-------- Material provided --------
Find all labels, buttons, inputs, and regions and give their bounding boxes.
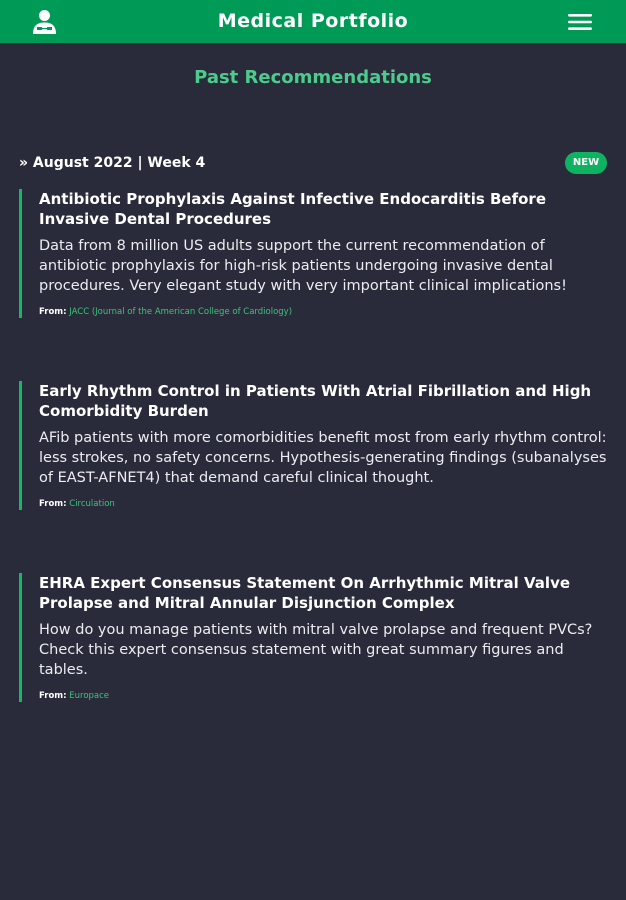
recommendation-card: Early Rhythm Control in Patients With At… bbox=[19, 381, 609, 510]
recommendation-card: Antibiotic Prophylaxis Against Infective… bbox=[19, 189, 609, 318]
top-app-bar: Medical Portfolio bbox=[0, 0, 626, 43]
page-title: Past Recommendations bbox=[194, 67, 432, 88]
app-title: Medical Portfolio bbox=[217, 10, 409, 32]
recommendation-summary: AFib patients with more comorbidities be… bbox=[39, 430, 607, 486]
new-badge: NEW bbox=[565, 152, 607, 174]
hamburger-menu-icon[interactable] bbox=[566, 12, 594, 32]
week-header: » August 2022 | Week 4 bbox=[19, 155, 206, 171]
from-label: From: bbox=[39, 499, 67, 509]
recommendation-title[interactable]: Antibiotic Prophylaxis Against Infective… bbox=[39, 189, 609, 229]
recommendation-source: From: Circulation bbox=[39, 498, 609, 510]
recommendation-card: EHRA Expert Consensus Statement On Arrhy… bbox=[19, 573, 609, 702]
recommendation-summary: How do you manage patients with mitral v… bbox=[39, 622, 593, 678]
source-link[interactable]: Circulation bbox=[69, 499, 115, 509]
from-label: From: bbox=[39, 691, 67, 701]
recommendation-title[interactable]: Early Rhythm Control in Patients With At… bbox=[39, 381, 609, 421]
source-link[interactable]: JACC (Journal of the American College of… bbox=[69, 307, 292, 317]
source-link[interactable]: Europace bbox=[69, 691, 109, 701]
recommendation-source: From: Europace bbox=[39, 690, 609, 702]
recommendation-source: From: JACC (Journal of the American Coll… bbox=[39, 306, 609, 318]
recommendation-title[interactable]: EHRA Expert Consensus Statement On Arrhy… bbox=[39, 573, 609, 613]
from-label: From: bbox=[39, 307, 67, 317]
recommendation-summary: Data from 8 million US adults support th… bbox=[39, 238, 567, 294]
--------
Leave the images out and output the remaining material exactly as it stands.

Find all labels, buttons, inputs, and regions and give their bounding boxes.
recommendation-card: Early Rhythm Control in Patients With At… bbox=[19, 381, 609, 510]
recommendation-card: Antibiotic Prophylaxis Against Infective… bbox=[19, 189, 609, 318]
top-app-bar: Medical Portfolio bbox=[0, 0, 626, 43]
page-title: Past Recommendations bbox=[194, 67, 432, 88]
app-title: Medical Portfolio bbox=[217, 10, 409, 32]
recommendation-summary: AFib patients with more comorbidities be… bbox=[39, 430, 607, 486]
new-badge: NEW bbox=[565, 152, 607, 174]
hamburger-menu-icon[interactable] bbox=[566, 12, 594, 32]
week-header: » August 2022 | Week 4 bbox=[19, 155, 206, 171]
from-label: From: bbox=[39, 499, 67, 509]
recommendation-title[interactable]: Antibiotic Prophylaxis Against Infective… bbox=[39, 189, 609, 229]
recommendation-source: From: Circulation bbox=[39, 498, 609, 510]
recommendation-card: EHRA Expert Consensus Statement On Arrhy… bbox=[19, 573, 609, 702]
recommendation-summary: How do you manage patients with mitral v… bbox=[39, 622, 593, 678]
source-link[interactable]: Circulation bbox=[69, 499, 115, 509]
from-label: From: bbox=[39, 691, 67, 701]
recommendation-title[interactable]: Early Rhythm Control in Patients With At… bbox=[39, 381, 609, 421]
source-link[interactable]: JACC (Journal of the American College of… bbox=[69, 307, 292, 317]
source-link[interactable]: Europace bbox=[69, 691, 109, 701]
recommendation-source: From: Europace bbox=[39, 690, 609, 702]
recommendation-source: From: JACC (Journal of the American Coll… bbox=[39, 306, 609, 318]
recommendation-title[interactable]: EHRA Expert Consensus Statement On Arrhy… bbox=[39, 573, 609, 613]
from-label: From: bbox=[39, 307, 67, 317]
recommendation-summary: Data from 8 million US adults support th… bbox=[39, 238, 567, 294]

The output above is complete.